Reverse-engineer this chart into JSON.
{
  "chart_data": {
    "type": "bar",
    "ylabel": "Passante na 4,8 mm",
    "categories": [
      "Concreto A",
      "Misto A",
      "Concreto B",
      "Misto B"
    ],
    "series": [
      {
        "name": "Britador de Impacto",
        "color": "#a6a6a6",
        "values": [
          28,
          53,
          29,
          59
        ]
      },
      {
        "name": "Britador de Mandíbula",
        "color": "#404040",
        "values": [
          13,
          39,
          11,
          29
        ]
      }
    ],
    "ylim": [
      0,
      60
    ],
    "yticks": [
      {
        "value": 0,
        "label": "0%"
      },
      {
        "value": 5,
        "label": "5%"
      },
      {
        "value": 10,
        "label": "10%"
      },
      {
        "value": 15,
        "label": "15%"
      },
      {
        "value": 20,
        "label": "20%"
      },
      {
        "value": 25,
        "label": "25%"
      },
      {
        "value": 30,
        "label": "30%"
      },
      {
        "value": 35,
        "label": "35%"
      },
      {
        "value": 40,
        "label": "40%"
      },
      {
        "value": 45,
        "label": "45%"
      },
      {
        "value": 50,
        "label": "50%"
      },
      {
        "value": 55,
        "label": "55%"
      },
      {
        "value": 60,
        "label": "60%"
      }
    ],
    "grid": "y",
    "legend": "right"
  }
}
● ● ● ●
- Work to be completed
Transcribe the material above in its entirety. Match it exactly.

- Task output
Reverse-engineer this chart into JSON.
{
  "chart_data": {
    "type": "bar",
    "ylabel": "Passante na 4,8 mm",
    "categories": [
      "Concreto A",
      "Misto A",
      "Concreto B",
      "Misto B"
    ],
    "series": [
      {
        "name": "Britador de Impacto",
        "color": "#a6a6a6",
        "values": [
          28,
          53,
          29,
          59
        ]
      },
      {
        "name": "Britador de Mandíbula",
        "color": "#404040",
        "values": [
          13,
          39,
          11,
          29
        ]
      }
    ],
    "ylim": [
      0,
      60
    ],
    "yticks": [
      {
        "value": 0,
        "label": "0%"
      },
      {
        "value": 5,
        "label": "5%"
      },
      {
        "value": 10,
        "label": "10%"
      },
      {
        "value": 15,
        "label": "15%"
      },
      {
        "value": 20,
        "label": "20%"
      },
      {
        "value": 25,
        "label": "25%"
      },
      {
        "value": 30,
        "label": "30%"
      },
      {
        "value": 35,
        "label": "35%"
      },
      {
        "value": 40,
        "label": "40%"
      },
      {
        "value": 45,
        "label": "45%"
      },
      {
        "value": 50,
        "label": "50%"
      },
      {
        "value": 55,
        "label": "55%"
      },
      {
        "value": 60,
        "label": "60%"
      }
    ],
    "grid": "y",
    "legend": "right"
  }
}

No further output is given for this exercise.